(Dataset listings of figures)
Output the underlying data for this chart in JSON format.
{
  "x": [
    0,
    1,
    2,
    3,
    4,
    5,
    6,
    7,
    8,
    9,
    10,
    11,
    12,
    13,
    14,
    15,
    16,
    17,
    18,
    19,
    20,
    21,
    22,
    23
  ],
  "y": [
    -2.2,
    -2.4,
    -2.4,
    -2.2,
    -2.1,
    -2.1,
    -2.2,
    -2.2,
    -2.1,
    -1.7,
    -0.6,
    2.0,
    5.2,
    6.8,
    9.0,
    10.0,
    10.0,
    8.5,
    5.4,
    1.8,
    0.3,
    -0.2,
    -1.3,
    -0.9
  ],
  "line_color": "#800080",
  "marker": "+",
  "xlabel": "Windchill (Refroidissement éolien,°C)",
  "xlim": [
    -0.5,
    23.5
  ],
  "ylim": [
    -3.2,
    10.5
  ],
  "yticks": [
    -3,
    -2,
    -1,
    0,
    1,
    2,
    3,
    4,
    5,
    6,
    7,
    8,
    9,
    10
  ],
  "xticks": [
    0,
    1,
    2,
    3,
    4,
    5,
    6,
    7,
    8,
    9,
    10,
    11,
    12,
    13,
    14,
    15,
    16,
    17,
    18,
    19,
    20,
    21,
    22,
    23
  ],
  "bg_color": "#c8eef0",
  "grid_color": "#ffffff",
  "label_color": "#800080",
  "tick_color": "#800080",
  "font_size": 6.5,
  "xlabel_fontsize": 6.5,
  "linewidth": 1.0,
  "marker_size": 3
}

GOAL OF THE EXERCISE
The records above must be repeated exactly, every one of them.

CORRECT OUTPUT
Output the underlying data for this chart in JSON format.
{
  "x": [
    0,
    1,
    2,
    3,
    4,
    5,
    6,
    7,
    8,
    9,
    10,
    11,
    12,
    13,
    14,
    15,
    16,
    17,
    18,
    19,
    20,
    21,
    22,
    23
  ],
  "y": [
    -2.2,
    -2.4,
    -2.4,
    -2.2,
    -2.1,
    -2.1,
    -2.2,
    -2.2,
    -2.1,
    -1.7,
    -0.6,
    2.0,
    5.2,
    6.8,
    9.0,
    10.0,
    10.0,
    8.5,
    5.4,
    1.8,
    0.3,
    -0.2,
    -1.3,
    -0.9
  ],
  "line_color": "#800080",
  "marker": "+",
  "xlabel": "Windchill (Refroidissement éolien,°C)",
  "xlim": [
    -0.5,
    23.5
  ],
  "ylim": [
    -3.2,
    10.5
  ],
  "yticks": [
    -3,
    -2,
    -1,
    0,
    1,
    2,
    3,
    4,
    5,
    6,
    7,
    8,
    9,
    10
  ],
  "xticks": [
    0,
    1,
    2,
    3,
    4,
    5,
    6,
    7,
    8,
    9,
    10,
    11,
    12,
    13,
    14,
    15,
    16,
    17,
    18,
    19,
    20,
    21,
    22,
    23
  ],
  "bg_color": "#c8eef0",
  "grid_color": "#ffffff",
  "label_color": "#800080",
  "tick_color": "#800080",
  "font_size": 6.5,
  "xlabel_fontsize": 6.5,
  "linewidth": 1.0,
  "marker_size": 3
}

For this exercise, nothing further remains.